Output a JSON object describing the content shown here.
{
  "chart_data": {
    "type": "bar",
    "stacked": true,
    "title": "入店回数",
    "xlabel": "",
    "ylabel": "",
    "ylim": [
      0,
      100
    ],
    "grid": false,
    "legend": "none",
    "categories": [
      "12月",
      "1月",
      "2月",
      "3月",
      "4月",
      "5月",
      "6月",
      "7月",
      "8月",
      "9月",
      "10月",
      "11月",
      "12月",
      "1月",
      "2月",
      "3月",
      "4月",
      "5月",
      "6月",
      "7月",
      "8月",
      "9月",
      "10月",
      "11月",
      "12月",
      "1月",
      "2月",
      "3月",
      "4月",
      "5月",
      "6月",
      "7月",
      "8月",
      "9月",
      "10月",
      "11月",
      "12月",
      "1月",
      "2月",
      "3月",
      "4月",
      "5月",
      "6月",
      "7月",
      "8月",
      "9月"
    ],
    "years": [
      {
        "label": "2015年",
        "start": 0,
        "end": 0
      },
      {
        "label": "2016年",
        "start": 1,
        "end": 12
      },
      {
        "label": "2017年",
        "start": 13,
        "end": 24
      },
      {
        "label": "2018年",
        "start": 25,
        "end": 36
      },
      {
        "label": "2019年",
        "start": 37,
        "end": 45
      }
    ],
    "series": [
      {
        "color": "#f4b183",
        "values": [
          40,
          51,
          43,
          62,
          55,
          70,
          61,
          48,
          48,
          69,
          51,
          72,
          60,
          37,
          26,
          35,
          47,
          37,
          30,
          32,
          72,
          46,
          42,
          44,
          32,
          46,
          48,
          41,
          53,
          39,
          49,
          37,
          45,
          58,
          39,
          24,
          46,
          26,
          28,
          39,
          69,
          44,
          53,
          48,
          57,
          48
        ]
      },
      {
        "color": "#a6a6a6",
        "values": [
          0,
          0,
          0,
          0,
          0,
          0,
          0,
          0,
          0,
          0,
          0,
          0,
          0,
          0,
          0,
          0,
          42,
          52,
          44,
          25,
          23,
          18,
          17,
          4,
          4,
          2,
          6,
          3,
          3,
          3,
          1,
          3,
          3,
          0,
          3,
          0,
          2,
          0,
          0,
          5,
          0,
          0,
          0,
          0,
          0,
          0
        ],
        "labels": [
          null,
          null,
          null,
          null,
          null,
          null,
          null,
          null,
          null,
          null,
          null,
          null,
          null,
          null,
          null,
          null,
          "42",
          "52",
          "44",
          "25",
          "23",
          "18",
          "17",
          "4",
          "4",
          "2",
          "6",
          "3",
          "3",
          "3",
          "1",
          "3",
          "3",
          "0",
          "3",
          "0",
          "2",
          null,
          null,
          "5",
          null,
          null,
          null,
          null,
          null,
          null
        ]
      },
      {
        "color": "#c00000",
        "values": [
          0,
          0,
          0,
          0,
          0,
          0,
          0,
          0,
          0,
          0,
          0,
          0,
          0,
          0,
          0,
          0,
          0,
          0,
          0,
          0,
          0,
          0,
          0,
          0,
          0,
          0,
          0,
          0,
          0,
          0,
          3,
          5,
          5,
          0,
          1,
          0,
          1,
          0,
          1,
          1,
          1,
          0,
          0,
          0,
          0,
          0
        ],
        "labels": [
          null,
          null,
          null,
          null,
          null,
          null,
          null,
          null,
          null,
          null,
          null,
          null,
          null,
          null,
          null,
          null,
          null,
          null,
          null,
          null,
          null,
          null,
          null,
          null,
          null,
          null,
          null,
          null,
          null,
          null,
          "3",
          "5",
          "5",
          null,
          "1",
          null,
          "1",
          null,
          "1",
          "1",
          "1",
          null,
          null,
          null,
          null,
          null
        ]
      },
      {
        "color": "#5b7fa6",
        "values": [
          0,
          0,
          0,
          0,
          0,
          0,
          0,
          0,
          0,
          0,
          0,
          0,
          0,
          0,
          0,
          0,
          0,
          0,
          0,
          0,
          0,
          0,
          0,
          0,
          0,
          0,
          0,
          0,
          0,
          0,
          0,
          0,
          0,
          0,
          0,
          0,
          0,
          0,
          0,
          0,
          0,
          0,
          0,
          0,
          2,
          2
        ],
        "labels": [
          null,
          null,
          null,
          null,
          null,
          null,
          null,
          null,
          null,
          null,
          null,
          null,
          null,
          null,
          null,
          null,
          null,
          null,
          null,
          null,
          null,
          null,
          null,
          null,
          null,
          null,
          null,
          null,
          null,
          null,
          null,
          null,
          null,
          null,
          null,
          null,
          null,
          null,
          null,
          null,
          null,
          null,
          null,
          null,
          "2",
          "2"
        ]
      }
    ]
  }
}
········
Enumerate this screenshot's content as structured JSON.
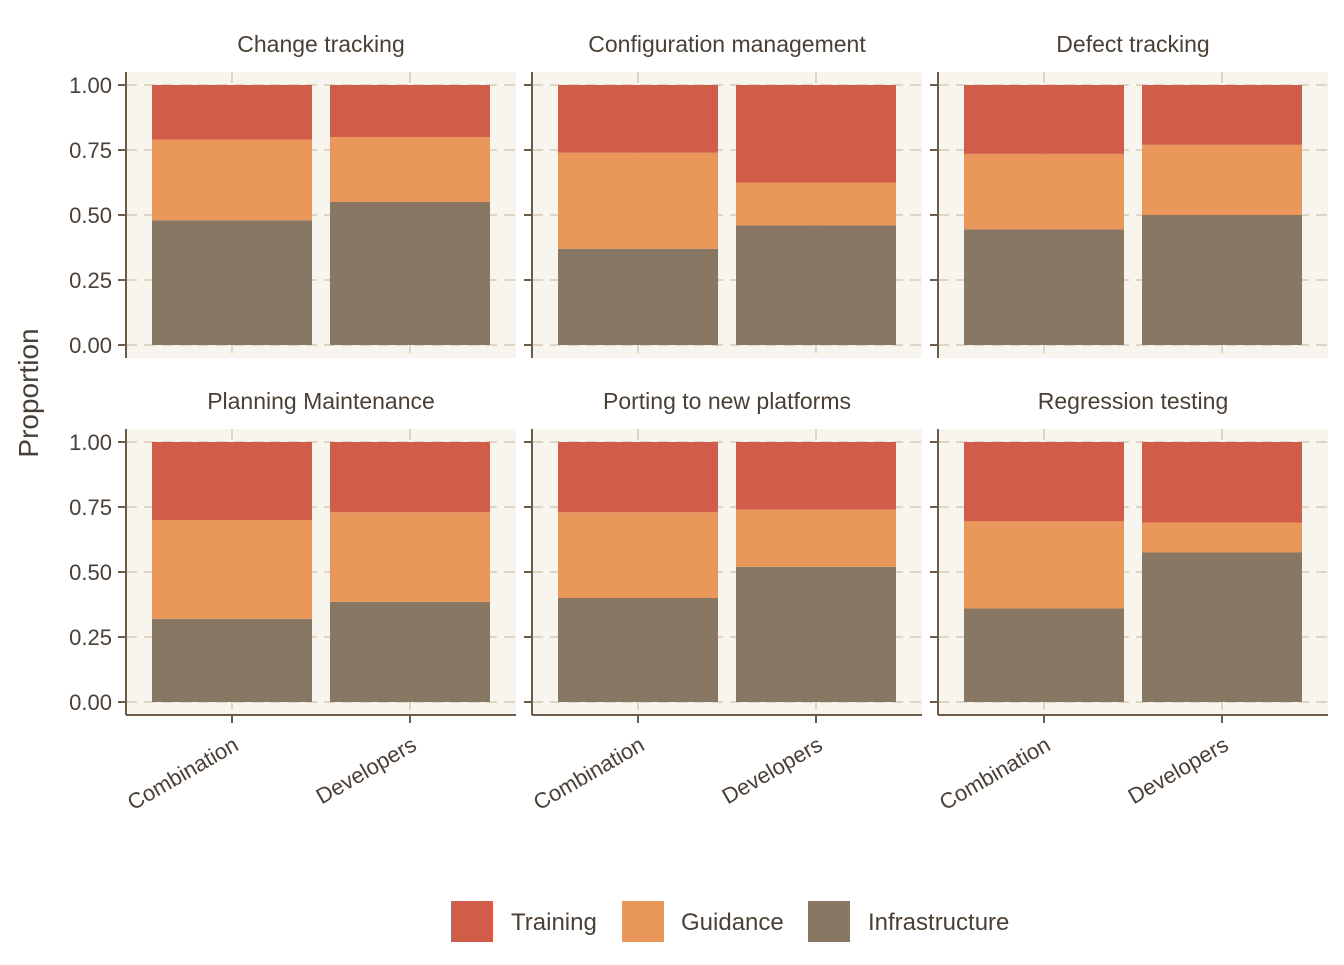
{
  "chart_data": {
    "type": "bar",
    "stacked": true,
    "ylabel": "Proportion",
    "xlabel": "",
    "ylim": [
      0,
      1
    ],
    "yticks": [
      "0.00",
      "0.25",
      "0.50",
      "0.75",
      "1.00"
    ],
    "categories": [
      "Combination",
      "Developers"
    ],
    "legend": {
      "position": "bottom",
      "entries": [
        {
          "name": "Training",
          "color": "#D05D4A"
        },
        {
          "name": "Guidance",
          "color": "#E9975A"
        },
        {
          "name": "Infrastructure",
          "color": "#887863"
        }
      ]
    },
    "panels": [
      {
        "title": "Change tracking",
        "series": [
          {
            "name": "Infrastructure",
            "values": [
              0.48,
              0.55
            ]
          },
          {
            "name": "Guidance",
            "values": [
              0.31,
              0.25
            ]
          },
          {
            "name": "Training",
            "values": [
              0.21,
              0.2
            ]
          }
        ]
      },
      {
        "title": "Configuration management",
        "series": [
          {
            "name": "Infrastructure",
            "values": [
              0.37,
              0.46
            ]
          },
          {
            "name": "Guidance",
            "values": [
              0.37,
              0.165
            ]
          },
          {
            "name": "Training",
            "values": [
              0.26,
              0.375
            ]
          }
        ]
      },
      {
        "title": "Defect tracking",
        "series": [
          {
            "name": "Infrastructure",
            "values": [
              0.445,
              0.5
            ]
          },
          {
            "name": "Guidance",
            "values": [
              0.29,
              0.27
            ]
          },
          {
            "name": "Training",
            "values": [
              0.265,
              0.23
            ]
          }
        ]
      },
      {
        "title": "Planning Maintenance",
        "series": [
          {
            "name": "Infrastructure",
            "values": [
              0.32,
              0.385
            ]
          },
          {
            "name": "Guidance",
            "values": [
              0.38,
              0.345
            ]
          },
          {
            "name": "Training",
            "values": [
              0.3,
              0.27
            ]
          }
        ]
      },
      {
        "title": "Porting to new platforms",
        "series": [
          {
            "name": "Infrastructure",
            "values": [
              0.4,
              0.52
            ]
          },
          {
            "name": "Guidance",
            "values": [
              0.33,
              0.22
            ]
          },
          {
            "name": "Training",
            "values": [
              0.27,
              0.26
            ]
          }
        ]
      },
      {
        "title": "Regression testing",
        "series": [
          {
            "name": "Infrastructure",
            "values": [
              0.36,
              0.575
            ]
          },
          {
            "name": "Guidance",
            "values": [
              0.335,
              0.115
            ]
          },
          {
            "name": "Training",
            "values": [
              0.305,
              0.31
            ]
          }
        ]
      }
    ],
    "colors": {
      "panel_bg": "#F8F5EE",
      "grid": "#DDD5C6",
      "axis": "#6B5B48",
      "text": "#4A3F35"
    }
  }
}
········
| Goal |
Write out every line of the data that holds the word "JSON".

| Final result |
Output a JSON object describing the content shown here.
Enumerate this screenshot's content as structured JSON.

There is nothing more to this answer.